Locate all lines with the word "entre". Copy them.

--- Raw records ---

------

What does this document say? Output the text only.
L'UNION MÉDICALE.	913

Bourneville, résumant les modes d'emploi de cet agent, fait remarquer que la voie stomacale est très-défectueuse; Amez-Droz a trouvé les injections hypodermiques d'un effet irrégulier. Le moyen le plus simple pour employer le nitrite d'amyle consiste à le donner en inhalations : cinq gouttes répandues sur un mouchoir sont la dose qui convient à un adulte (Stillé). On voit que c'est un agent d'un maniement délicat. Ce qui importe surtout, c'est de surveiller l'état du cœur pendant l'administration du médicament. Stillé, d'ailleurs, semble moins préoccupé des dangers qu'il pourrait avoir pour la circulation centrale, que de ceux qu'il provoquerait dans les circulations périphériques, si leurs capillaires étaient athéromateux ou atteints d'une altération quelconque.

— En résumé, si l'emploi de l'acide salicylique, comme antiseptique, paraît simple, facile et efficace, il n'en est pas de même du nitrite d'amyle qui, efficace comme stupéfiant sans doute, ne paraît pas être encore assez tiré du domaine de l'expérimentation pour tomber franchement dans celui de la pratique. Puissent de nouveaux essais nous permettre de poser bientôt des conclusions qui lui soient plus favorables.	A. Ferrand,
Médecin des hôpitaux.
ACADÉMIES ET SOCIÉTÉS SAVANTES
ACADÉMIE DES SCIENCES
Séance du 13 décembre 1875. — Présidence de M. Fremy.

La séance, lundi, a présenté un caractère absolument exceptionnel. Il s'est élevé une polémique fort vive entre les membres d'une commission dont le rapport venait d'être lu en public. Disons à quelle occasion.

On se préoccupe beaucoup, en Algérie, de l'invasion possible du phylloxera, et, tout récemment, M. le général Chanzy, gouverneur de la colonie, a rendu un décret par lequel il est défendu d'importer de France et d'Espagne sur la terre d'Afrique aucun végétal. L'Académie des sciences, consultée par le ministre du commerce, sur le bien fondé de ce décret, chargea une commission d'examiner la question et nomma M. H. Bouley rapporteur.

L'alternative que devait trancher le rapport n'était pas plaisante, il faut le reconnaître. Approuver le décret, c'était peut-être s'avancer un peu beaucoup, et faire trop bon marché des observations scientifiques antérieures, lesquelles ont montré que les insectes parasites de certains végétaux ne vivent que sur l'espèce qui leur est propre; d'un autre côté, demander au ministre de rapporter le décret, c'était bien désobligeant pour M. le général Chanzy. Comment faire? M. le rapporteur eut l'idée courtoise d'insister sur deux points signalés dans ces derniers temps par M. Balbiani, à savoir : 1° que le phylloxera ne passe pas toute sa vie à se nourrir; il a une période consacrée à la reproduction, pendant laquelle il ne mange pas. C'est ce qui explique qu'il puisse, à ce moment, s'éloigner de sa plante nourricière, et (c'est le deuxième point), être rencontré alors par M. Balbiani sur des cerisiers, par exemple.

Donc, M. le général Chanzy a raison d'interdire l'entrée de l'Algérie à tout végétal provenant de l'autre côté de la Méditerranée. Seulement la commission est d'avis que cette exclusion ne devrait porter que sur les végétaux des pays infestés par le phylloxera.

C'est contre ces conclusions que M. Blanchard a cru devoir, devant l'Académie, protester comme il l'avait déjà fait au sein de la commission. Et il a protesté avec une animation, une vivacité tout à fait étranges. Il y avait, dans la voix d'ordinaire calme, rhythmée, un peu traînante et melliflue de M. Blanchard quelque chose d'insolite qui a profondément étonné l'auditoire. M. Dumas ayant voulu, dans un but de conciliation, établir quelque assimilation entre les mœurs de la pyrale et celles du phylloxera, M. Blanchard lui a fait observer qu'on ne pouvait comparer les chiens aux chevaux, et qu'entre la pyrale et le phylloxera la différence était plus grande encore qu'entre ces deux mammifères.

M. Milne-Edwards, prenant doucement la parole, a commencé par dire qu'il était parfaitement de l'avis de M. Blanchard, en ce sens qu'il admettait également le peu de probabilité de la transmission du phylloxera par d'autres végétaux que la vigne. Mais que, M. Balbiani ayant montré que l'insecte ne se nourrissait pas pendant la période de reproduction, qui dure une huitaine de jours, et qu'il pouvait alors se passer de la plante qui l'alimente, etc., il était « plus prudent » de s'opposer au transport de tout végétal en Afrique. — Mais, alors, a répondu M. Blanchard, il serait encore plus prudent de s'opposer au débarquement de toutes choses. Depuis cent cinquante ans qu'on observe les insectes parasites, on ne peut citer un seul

------

--- Answer ---
La séance, lundi, a présenté un caractère absolument exceptionnel. Il s'est élevé une polémique fort vive entre les membres d'une commission dont le rapport venait d'être lu en public. Disons à quelle occasion.
C'est contre ces conclusions que M. Blanchard a cru devoir, devant l'Académie, protester comme il l'avait déjà fait au sein de la commission. Et il a protesté avec une animation, une vivacité tout à fait étranges. Il y avait, dans la voix d'ordinaire calme, rhythmée, un peu traînante et melliflue de M. Blanchard quelque chose d'insolite qui a profondément étonné l'auditoire. M. Dumas ayant voulu, dans un but de conciliation, établir quelque assimilation entre les mœurs de la pyrale et celles du phylloxera, M. Blanchard lui a fait observer qu'on ne pouvait comparer les chiens aux chevaux, et qu'entre la pyrale et le phylloxera la différence était plus grande encore qu'entre ces deux mammifères.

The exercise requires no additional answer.